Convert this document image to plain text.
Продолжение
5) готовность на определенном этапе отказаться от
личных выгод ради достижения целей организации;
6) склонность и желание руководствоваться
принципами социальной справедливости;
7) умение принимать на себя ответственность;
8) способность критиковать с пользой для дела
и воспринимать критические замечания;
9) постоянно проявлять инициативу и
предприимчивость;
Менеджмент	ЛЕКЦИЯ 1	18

★ ★ ★

Give back the data above exactly as it appears.

- **EXERCISE OUTPUT**
Convert this document image to plain text.
Продолжение
5) готовность на определенном этапе отказаться от
личных выгод ради достижения целей организации;
6) склонность и желание руководствоваться
принципами социальной справедливости;
7) умение принимать на себя ответственность;
8) способность критиковать с пользой для дела
и воспринимать критические замечания;
9) постоянно проявлять инициативу и
предприимчивость;
Менеджмент	ЛЕКЦИЯ 1	18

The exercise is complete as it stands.